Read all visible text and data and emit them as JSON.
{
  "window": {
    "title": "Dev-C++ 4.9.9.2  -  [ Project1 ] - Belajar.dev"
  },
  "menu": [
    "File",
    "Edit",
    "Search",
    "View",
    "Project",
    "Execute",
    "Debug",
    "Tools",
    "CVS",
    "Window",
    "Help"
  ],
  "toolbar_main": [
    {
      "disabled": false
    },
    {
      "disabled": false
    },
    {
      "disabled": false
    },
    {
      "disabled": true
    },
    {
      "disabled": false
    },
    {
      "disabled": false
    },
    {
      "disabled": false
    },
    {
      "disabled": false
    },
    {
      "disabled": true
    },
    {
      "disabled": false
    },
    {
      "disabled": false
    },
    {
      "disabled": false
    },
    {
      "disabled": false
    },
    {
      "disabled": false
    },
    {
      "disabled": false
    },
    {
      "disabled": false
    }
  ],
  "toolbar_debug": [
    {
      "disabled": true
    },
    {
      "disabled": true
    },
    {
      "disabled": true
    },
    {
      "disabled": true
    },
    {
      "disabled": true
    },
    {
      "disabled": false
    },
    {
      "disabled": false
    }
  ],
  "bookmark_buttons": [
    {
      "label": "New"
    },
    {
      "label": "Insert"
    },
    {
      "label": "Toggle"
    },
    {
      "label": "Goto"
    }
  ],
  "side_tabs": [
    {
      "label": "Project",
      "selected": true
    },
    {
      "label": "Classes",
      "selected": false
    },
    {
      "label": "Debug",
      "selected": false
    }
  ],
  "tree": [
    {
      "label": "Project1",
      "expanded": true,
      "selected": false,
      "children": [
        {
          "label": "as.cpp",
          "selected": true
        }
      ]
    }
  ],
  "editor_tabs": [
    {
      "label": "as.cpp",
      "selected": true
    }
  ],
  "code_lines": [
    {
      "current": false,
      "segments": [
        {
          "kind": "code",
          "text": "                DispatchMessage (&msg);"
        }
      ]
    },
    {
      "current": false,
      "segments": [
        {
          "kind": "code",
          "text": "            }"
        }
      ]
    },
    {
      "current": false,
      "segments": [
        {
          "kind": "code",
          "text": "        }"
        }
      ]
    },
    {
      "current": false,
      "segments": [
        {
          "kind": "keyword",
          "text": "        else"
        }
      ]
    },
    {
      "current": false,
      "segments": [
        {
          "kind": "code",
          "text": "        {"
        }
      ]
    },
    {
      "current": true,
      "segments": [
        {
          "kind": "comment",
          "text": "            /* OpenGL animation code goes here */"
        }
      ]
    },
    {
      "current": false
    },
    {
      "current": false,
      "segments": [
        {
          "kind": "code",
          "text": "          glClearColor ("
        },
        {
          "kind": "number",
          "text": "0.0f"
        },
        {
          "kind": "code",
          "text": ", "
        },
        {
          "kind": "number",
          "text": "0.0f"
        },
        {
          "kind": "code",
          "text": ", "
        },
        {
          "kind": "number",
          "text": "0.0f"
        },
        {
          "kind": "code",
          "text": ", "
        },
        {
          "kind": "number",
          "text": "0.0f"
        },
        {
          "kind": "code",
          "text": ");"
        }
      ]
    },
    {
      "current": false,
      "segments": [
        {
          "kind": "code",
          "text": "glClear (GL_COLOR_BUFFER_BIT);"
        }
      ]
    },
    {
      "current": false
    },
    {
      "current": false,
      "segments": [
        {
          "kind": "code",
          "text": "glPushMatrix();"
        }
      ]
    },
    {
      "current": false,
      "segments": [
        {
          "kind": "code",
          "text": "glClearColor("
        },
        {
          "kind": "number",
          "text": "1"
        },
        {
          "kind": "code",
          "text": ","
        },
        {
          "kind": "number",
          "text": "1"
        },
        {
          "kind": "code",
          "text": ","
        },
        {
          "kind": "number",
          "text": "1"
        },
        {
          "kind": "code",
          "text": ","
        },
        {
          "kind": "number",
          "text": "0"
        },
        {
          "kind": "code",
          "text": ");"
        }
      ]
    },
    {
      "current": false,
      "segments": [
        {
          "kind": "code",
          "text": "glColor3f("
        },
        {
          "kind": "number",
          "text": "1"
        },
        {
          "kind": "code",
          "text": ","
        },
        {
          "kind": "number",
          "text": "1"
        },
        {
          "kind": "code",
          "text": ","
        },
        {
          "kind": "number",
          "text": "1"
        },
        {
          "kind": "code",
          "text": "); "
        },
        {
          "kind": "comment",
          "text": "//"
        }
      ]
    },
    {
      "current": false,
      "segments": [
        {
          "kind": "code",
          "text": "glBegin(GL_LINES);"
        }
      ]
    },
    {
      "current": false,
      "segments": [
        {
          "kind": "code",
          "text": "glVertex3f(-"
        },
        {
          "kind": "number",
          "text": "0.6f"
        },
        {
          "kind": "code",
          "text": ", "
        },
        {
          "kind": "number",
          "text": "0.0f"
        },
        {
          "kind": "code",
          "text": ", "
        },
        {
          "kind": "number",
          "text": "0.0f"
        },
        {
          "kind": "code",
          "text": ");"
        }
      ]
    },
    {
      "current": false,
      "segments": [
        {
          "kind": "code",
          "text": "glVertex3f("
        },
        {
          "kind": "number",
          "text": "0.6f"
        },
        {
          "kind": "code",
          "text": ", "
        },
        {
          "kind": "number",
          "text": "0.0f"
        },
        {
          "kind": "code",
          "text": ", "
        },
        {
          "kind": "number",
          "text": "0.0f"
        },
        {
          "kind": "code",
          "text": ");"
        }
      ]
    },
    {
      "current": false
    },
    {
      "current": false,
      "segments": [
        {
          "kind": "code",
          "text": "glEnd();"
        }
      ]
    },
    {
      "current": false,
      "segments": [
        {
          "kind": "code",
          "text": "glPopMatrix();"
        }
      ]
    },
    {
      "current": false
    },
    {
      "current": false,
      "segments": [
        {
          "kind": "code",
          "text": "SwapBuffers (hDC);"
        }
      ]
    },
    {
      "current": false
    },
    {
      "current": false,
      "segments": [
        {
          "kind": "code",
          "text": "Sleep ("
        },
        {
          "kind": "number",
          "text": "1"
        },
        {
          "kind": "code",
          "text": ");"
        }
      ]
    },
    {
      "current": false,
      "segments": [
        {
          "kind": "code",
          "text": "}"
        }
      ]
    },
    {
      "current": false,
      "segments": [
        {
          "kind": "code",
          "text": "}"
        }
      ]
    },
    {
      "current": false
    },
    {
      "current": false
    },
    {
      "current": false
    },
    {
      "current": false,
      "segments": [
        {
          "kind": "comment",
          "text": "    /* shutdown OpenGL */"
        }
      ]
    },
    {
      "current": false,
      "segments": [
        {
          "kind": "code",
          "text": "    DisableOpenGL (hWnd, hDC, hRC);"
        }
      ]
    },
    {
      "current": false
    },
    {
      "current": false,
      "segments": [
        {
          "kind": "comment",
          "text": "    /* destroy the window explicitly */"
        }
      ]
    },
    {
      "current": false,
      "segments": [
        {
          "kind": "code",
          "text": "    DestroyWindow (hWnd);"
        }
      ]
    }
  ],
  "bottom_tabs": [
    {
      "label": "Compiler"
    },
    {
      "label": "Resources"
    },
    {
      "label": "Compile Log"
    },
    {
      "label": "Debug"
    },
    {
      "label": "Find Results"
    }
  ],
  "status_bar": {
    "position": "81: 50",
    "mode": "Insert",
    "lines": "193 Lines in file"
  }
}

_ _ _ _ _

- THE PROBLEM: Determine how many lines of the material include the string "glClearColor". Output only that count.

- EXERCISE RESPONSE: 2